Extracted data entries
= = =

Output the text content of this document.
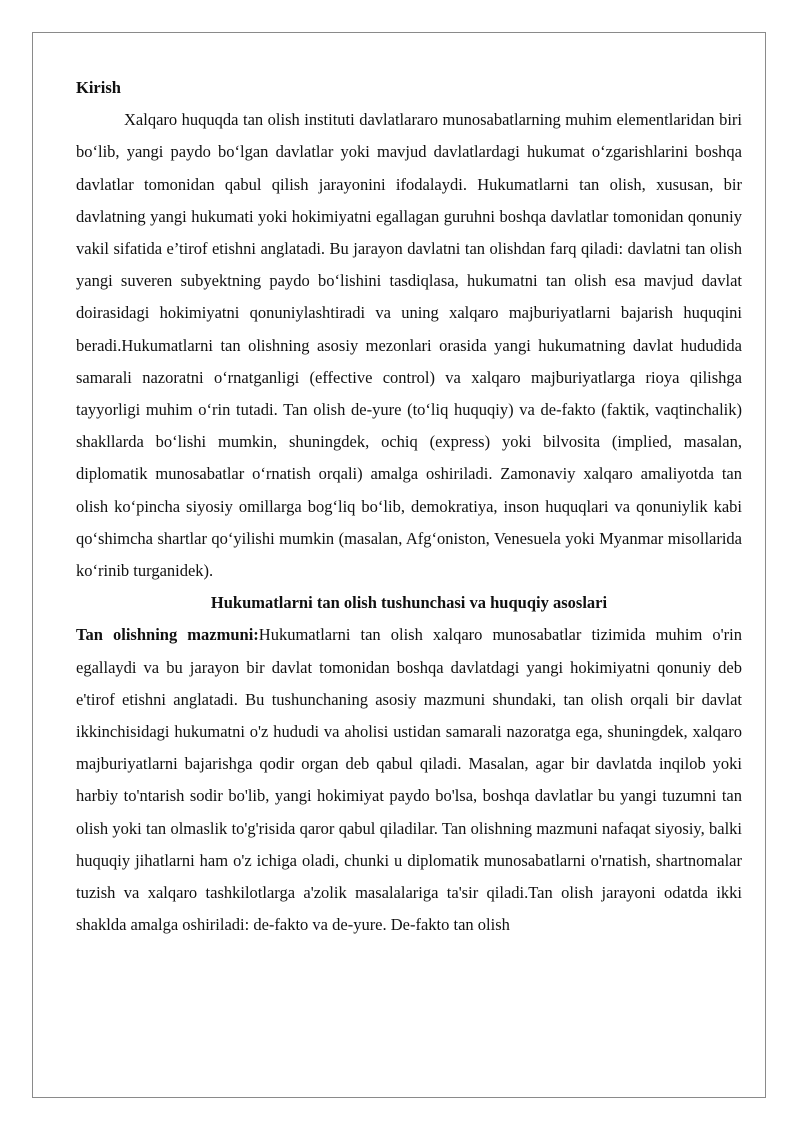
Kirish

Xalqaro huquqda tan olish instituti davlatlararo munosabatlarning muhim elementlaridan biri bo‘lib, yangi paydo bo‘lgan davlatlar yoki mavjud davlatlardagi hukumat o‘zgarishlarini boshqa davlatlar tomonidan qabul qilish jarayonini ifodalaydi. Hukumatlarni tan olish, xususan, bir davlatning yangi hukumati yoki hokimiyatni egallagan guruhni boshqa davlatlar tomonidan qonuniy vakil sifatida e’tirof etishni anglatadi. Bu jarayon davlatni tan olishdan farq qiladi: davlatni tan olish yangi suveren subyektning paydo bo‘lishini tasdiqlasa, hukumatni tan olish esa mavjud davlat doirasidagi hokimiyatni qonuniylashtiradi va uning xalqaro majburiyatlarni bajarish huquqini beradi.Hukumatlarni tan olishning asosiy mezonlari orasida yangi hukumatning davlat hududida samarali nazoratni o‘rnatganligi (effective control) va xalqaro majburiyatlarga rioya qilishga tayyorligi muhim o‘rin tutadi. Tan olish de-yure (to‘liq huquqiy) va de-fakto (faktik, vaqtinchalik) shakllarda bo‘lishi mumkin, shuningdek, ochiq (express) yoki bilvosita (implied, masalan, diplomatik munosabatlar o‘rnatish orqali) amalga oshiriladi. Zamonaviy xalqaro amaliyotda tan olish ko‘pincha siyosiy omillarga bog‘liq bo‘lib, demokratiya, inson huquqlari va qonuniylik kabi qo‘shimcha shartlar qo‘yilishi mumkin (masalan, Afg‘oniston, Venesuela yoki Myanmar misollarida ko‘rinib turganidek).

Hukumatlarni tan olish tushunchasi va huquqiy asoslari

Tan olishning mazmuni:Hukumatlarni tan olish xalqaro munosabatlar tizimida muhim o'rin egallaydi va bu jarayon bir davlat tomonidan boshqa davlatdagi yangi hokimiyatni qonuniy deb e'tirof etishni anglatadi. Bu tushunchaning asosiy mazmuni shundaki, tan olish orqali bir davlat ikkinchisidagi hukumatni o'z hududi va aholisi ustidan samarali nazoratga ega, shuningdek, xalqaro majburiyatlarni bajarishga qodir organ deb qabul qiladi. Masalan, agar bir davlatda inqilob yoki harbiy to'ntarish sodir bo'lib, yangi hokimiyat paydo bo'lsa, boshqa davlatlar bu yangi tuzumni tan olish yoki tan olmaslik to'g'risida qaror qabul qiladilar. Tan olishning mazmuni nafaqat siyosiy, balki huquqiy jihatlarni ham o'z ichiga oladi, chunki u diplomatik munosabatlarni o'rnatish, shartnomalar tuzish va xalqaro tashkilotlarga a'zolik masalalariga ta'sir qiladi.Tan olish jarayoni odatda ikki shaklda amalga oshiriladi: de-fakto va de-yure. De-fakto tan olish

= = =

• **Exercise instructions**
With the pictures omitted, reproduce the records in full and exactly.

• **Solution to this problem**
Output the text content of this document.
Kirish

Xalqaro huquqda tan olish instituti davlatlararo munosabatlarning muhim elementlaridan biri bo‘lib, yangi paydo bo‘lgan davlatlar yoki mavjud davlatlardagi hukumat o‘zgarishlarini boshqa davlatlar tomonidan qabul qilish jarayonini ifodalaydi. Hukumatlarni tan olish, xususan, bir davlatning yangi hukumati yoki hokimiyatni egallagan guruhni boshqa davlatlar tomonidan qonuniy vakil sifatida e’tirof etishni anglatadi. Bu jarayon davlatni tan olishdan farq qiladi: davlatni tan olish yangi suveren subyektning paydo bo‘lishini tasdiqlasa, hukumatni tan olish esa mavjud davlat doirasidagi hokimiyatni qonuniylashtiradi va uning xalqaro majburiyatlarni bajarish huquqini beradi.Hukumatlarni tan olishning asosiy mezonlari orasida yangi hukumatning davlat hududida samarali nazoratni o‘rnatganligi (effective control) va xalqaro majburiyatlarga rioya qilishga tayyorligi muhim o‘rin tutadi. Tan olish de-yure (to‘liq huquqiy) va de-fakto (faktik, vaqtinchalik) shakllarda bo‘lishi mumkin, shuningdek, ochiq (express) yoki bilvosita (implied, masalan, diplomatik munosabatlar o‘rnatish orqali) amalga oshiriladi. Zamonaviy xalqaro amaliyotda tan olish ko‘pincha siyosiy omillarga bog‘liq bo‘lib, demokratiya, inson huquqlari va qonuniylik kabi qo‘shimcha shartlar qo‘yilishi mumkin (masalan, Afg‘oniston, Venesuela yoki Myanmar misollarida ko‘rinib turganidek).

Hukumatlarni tan olish tushunchasi va huquqiy asoslari

Tan olishning mazmuni:Hukumatlarni tan olish xalqaro munosabatlar tizimida muhim o'rin egallaydi va bu jarayon bir davlat tomonidan boshqa davlatdagi yangi hokimiyatni qonuniy deb e'tirof etishni anglatadi. Bu tushunchaning asosiy mazmuni shundaki, tan olish orqali bir davlat ikkinchisidagi hukumatni o'z hududi va aholisi ustidan samarali nazoratga ega, shuningdek, xalqaro majburiyatlarni bajarishga qodir organ deb qabul qiladi. Masalan, agar bir davlatda inqilob yoki harbiy to'ntarish sodir bo'lib, yangi hokimiyat paydo bo'lsa, boshqa davlatlar bu yangi tuzumni tan olish yoki tan olmaslik to'g'risida qaror qabul qiladilar. Tan olishning mazmuni nafaqat siyosiy, balki huquqiy jihatlarni ham o'z ichiga oladi, chunki u diplomatik munosabatlarni o'rnatish, shartnomalar tuzish va xalqaro tashkilotlarga a'zolik masalalariga ta'sir qiladi.Tan olish jarayoni odatda ikki shaklda amalga oshiriladi: de-fakto va de-yure. De-fakto tan olish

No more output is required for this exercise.